━━ MATERIAL PROVIDED ━━
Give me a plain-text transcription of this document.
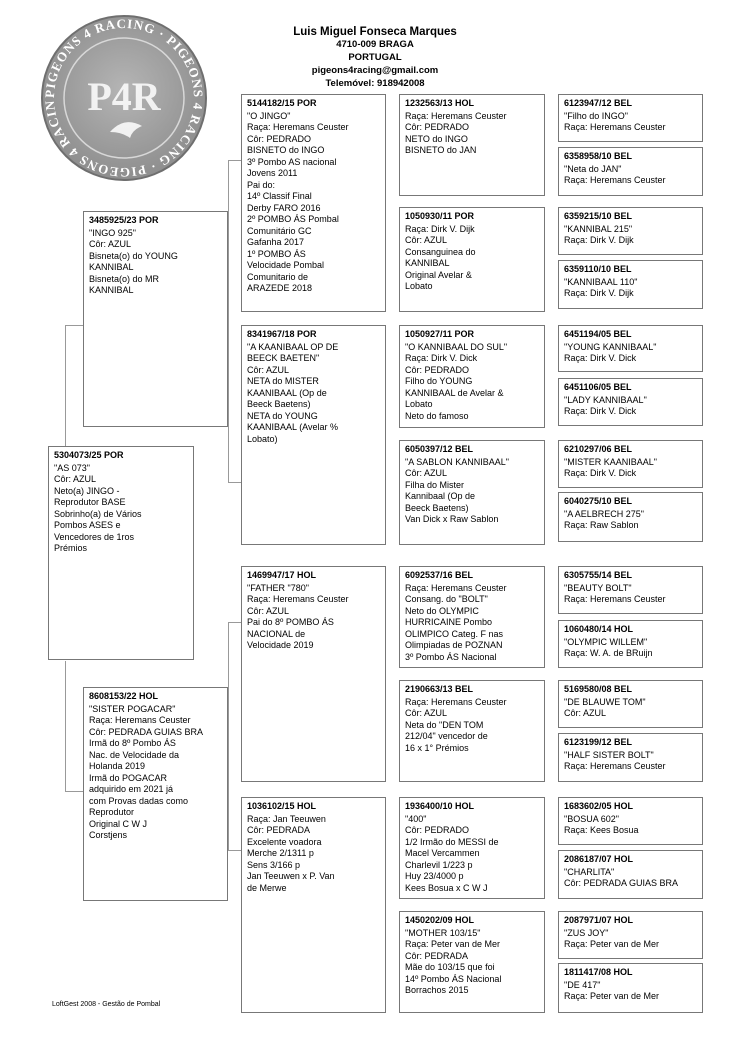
PIGEONS 4 RACING · PIGEONS 4 RACING · PIGEONS 4 RACIN P4R
Luis Miguel Fonseca Marques
4710-009 BRAGA
PORTUGAL
pigeons4racing@gmail.com
Telemóvel: 918942008
5304073/25 POR
"AS 073"
Côr: AZUL
Neto(a) JINGO -
Reprodutor BASE
Sobrinho(a) de Vários
Pombos ASES e
Vencedores de 1ros
Prémios
3485925/23 POR
"INGO 925"
Côr: AZUL
Bisneta(o) do YOUNG
KANNIBAL
Bisneta(o) do MR
KANNIBAL
8608153/22 HOL
"SISTER POGACAR"
Raça: Heremans Ceuster
Côr: PEDRADA GUIAS BRA
Irmã do 8º Pombo ÁS
Nac. de Velocidade da
Holanda 2019
Irmã do POGACAR
adquirido em 2021 já
com Provas dadas como
Reprodutor
Original C W J
Corstjens
5144182/15 POR
"O JINGO"
Raça: Heremans Ceuster
Côr: PEDRADO
BISNETO do INGO
3º Pombo AS nacional
Jovens 2011
Pai do:
14º Classif Final
Derby FARO 2016
2º POMBO ÁS Pombal
Comunitário GC
Gafanha 2017
1º POMBO ÁS
Velocidade Pombal
Comunitario de
ARAZEDE 2018
8341967/18 POR
"A KAANIBAAL OP DE
BEECK BAETEN"
Côr: AZUL
NETA do MISTER
KAANIBAAL (Op de
Beeck Baetens)
NETA do YOUNG
KAANIBAAL (Avelar %
Lobato)
1469947/17 HOL
"FATHER "780"
Raça: Heremans Ceuster
Côr: AZUL
Pai do 8º POMBO ÁS
NACIONAL de
Velocidade 2019
1036102/15 HOL
Raça: Jan Teeuwen
Côr: PEDRADA
Excelente voadora
Merche 2/1311 p
Sens 3/166 p
Jan Teeuwen x P. Van
de Merwe
1232563/13 HOL
Raça: Heremans Ceuster
Côr: PEDRADO
NETO do INGO
BISNETO do JAN
1050930/11 POR
Raça: Dirk V. Dijk
Côr: AZUL
Consanguinea do
KANNIBAL
Original Avelar &
Lobato
1050927/11 POR
"O KANNIBAAL DO SUL"
Raça: Dirk V. Dick
Côr: PEDRADO
Filho do YOUNG
KANNIBAAL de Avelar &
Lobato
Neto do famoso
6050397/12 BEL
"A SABLON KANNIBAAL"
Côr: AZUL
Filha do Mister
Kannibaal (Op de
Beeck Baetens)
Van Dick x Raw Sablon
6092537/16 BEL
Raça: Heremans Ceuster
Consang. do "BOLT"
Neto do OLYMPIC
HURRICAINE Pombo
OLIMPICO Categ. F nas
Olimpiadas de POZNAN
3º Pombo ÁS Nacional
2190663/13 BEL
Raça: Heremans Ceuster
Côr: AZUL
Neta do "DEN TOM
212/04" vencedor de
16 x 1° Prémios
1936400/10 HOL
"400"
Côr: PEDRADO
1/2 Irmão do MESSI de
Macel Vercammen
Charlevil 1/223 p
Huy 23/4000 p
Kees Bosua x C W J
1450202/09 HOL
"MOTHER 103/15"
Raça: Peter van de Mer
Côr: PEDRADA
Mãe do 103/15 que foi
14º Pombo ÁS Nacional
Borrachos 2015
6123947/12 BEL
"Filho do INGO"
Raça: Heremans Ceuster
6358958/10 BEL
"Neta do JAN"
Raça: Heremans Ceuster
6359215/10 BEL
"KANNIBAL 215"
Raça: Dirk V. Dijk
6359110/10 BEL
"KANNIBAAL 110"
Raça: Dirk V. Dijk
6451194/05 BEL
"YOUNG KANNIBAAL"
Raça: Dirk V. Dick
6451106/05 BEL
"LADY KANNIBAAL"
Raça: Dirk V. Dick
6210297/06 BEL
"MISTER KAANIBAAL"
Raça: Dirk V. Dick
6040275/10 BEL
"A AELBRECH 275"
Raça: Raw Sablon
6305755/14 BEL
"BEAUTY BOLT"
Raça: Heremans Ceuster
1060480/14 HOL
"OLYMPIC WILLEM"
Raça: W. A. de BRuijn
5169580/08 BEL
"DE BLAUWE TOM"
Côr: AZUL
6123199/12 BEL
"HALF SISTER BOLT"
Raça: Heremans Ceuster
1683602/05 HOL
"BOSUA 602"
Raça: Kees Bosua
2086187/07 HOL
"CHARLITA"
Côr: PEDRADA GUIAS BRA
2087971/07 HOL
"ZUS JOY"
Raça: Peter van de Mer
1811417/08 HOL
"DE 417"
Raça: Peter van de Mer
LoftGest 2008 - Gestão de Pombal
━━━
▶ GOAL
Retype each line of the listing above word for word. Exclude the pictures.

▶ CORRECT OUTPUT
Give me a plain-text transcription of this document.
PIGEONS 4 RACING · PIGEONS 4 RACING · PIGEONS 4 RACIN P4R
Luis Miguel Fonseca Marques
4710-009 BRAGA
PORTUGAL
pigeons4racing@gmail.com
Telemóvel: 918942008
5304073/25 POR
"AS 073"
Côr: AZUL
Neto(a) JINGO -
Reprodutor BASE
Sobrinho(a) de Vários
Pombos ASES e
Vencedores de 1ros
Prémios
3485925/23 POR
"INGO 925"
Côr: AZUL
Bisneta(o) do YOUNG
KANNIBAL
Bisneta(o) do MR
KANNIBAL
8608153/22 HOL
"SISTER POGACAR"
Raça: Heremans Ceuster
Côr: PEDRADA GUIAS BRA
Irmã do 8º Pombo ÁS
Nac. de Velocidade da
Holanda 2019
Irmã do POGACAR
adquirido em 2021 já
com Provas dadas como
Reprodutor
Original C W J
Corstjens
5144182/15 POR
"O JINGO"
Raça: Heremans Ceuster
Côr: PEDRADO
BISNETO do INGO
3º Pombo AS nacional
Jovens 2011
Pai do:
14º Classif Final
Derby FARO 2016
2º POMBO ÁS Pombal
Comunitário GC
Gafanha 2017
1º POMBO ÁS
Velocidade Pombal
Comunitario de
ARAZEDE 2018
8341967/18 POR
"A KAANIBAAL OP DE
BEECK BAETEN"
Côr: AZUL
NETA do MISTER
KAANIBAAL (Op de
Beeck Baetens)
NETA do YOUNG
KAANIBAAL (Avelar %
Lobato)
1469947/17 HOL
"FATHER "780"
Raça: Heremans Ceuster
Côr: AZUL
Pai do 8º POMBO ÁS
NACIONAL de
Velocidade 2019
1036102/15 HOL
Raça: Jan Teeuwen
Côr: PEDRADA
Excelente voadora
Merche 2/1311 p
Sens 3/166 p
Jan Teeuwen x P. Van
de Merwe
1232563/13 HOL
Raça: Heremans Ceuster
Côr: PEDRADO
NETO do INGO
BISNETO do JAN
1050930/11 POR
Raça: Dirk V. Dijk
Côr: AZUL
Consanguinea do
KANNIBAL
Original Avelar &
Lobato
1050927/11 POR
"O KANNIBAAL DO SUL"
Raça: Dirk V. Dick
Côr: PEDRADO
Filho do YOUNG
KANNIBAAL de Avelar &
Lobato
Neto do famoso
6050397/12 BEL
"A SABLON KANNIBAAL"
Côr: AZUL
Filha do Mister
Kannibaal (Op de
Beeck Baetens)
Van Dick x Raw Sablon
6092537/16 BEL
Raça: Heremans Ceuster
Consang. do "BOLT"
Neto do OLYMPIC
HURRICAINE Pombo
OLIMPICO Categ. F nas
Olimpiadas de POZNAN
3º Pombo ÁS Nacional
2190663/13 BEL
Raça: Heremans Ceuster
Côr: AZUL
Neta do "DEN TOM
212/04" vencedor de
16 x 1° Prémios
1936400/10 HOL
"400"
Côr: PEDRADO
1/2 Irmão do MESSI de
Macel Vercammen
Charlevil 1/223 p
Huy 23/4000 p
Kees Bosua x C W J
1450202/09 HOL
"MOTHER 103/15"
Raça: Peter van de Mer
Côr: PEDRADA
Mãe do 103/15 que foi
14º Pombo ÁS Nacional
Borrachos 2015
6123947/12 BEL
"Filho do INGO"
Raça: Heremans Ceuster
6358958/10 BEL
"Neta do JAN"
Raça: Heremans Ceuster
6359215/10 BEL
"KANNIBAL 215"
Raça: Dirk V. Dijk
6359110/10 BEL
"KANNIBAAL 110"
Raça: Dirk V. Dijk
6451194/05 BEL
"YOUNG KANNIBAAL"
Raça: Dirk V. Dick
6451106/05 BEL
"LADY KANNIBAAL"
Raça: Dirk V. Dick
6210297/06 BEL
"MISTER KAANIBAAL"
Raça: Dirk V. Dick
6040275/10 BEL
"A AELBRECH 275"
Raça: Raw Sablon
6305755/14 BEL
"BEAUTY BOLT"
Raça: Heremans Ceuster
1060480/14 HOL
"OLYMPIC WILLEM"
Raça: W. A. de BRuijn
5169580/08 BEL
"DE BLAUWE TOM"
Côr: AZUL
6123199/12 BEL
"HALF SISTER BOLT"
Raça: Heremans Ceuster
1683602/05 HOL
"BOSUA 602"
Raça: Kees Bosua
2086187/07 HOL
"CHARLITA"
Côr: PEDRADA GUIAS BRA
2087971/07 HOL
"ZUS JOY"
Raça: Peter van de Mer
1811417/08 HOL
"DE 417"
Raça: Peter van de Mer
LoftGest 2008 - Gestão de Pombal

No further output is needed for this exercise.